**Requirements**
Write out each line of the material again, word for word.

**Input rows**
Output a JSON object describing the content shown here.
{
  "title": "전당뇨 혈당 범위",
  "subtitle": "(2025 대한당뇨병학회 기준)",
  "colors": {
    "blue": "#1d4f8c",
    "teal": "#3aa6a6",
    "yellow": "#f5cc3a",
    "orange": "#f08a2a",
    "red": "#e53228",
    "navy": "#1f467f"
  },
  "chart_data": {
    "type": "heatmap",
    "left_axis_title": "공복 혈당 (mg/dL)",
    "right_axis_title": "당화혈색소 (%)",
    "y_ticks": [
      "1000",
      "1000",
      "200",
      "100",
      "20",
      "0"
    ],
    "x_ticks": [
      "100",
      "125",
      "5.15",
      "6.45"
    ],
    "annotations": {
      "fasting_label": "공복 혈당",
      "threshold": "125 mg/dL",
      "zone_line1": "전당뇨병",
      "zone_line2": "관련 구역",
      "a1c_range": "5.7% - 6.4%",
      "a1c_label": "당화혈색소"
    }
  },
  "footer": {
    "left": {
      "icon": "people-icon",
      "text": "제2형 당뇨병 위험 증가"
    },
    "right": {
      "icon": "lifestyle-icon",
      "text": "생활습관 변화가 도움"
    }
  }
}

**Finished task**
Output a JSON object describing the content shown here.
{
  "title": "전당뇨 혈당 범위",
  "subtitle": "(2025 대한당뇨병학회 기준)",
  "colors": {
    "blue": "#1d4f8c",
    "teal": "#3aa6a6",
    "yellow": "#f5cc3a",
    "orange": "#f08a2a",
    "red": "#e53228",
    "navy": "#1f467f"
  },
  "chart_data": {
    "type": "heatmap",
    "left_axis_title": "공복 혈당 (mg/dL)",
    "right_axis_title": "당화혈색소 (%)",
    "y_ticks": [
      "1000",
      "1000",
      "200",
      "100",
      "20",
      "0"
    ],
    "x_ticks": [
      "100",
      "125",
      "5.15",
      "6.45"
    ],
    "annotations": {
      "fasting_label": "공복 혈당",
      "threshold": "125 mg/dL",
      "zone_line1": "전당뇨병",
      "zone_line2": "관련 구역",
      "a1c_range": "5.7% - 6.4%",
      "a1c_label": "당화혈색소"
    }
  },
  "footer": {
    "left": {
      "icon": "people-icon",
      "text": "제2형 당뇨병 위험 증가"
    },
    "right": {
      "icon": "lifestyle-icon",
      "text": "생활습관 변화가 도움"
    }
  }
}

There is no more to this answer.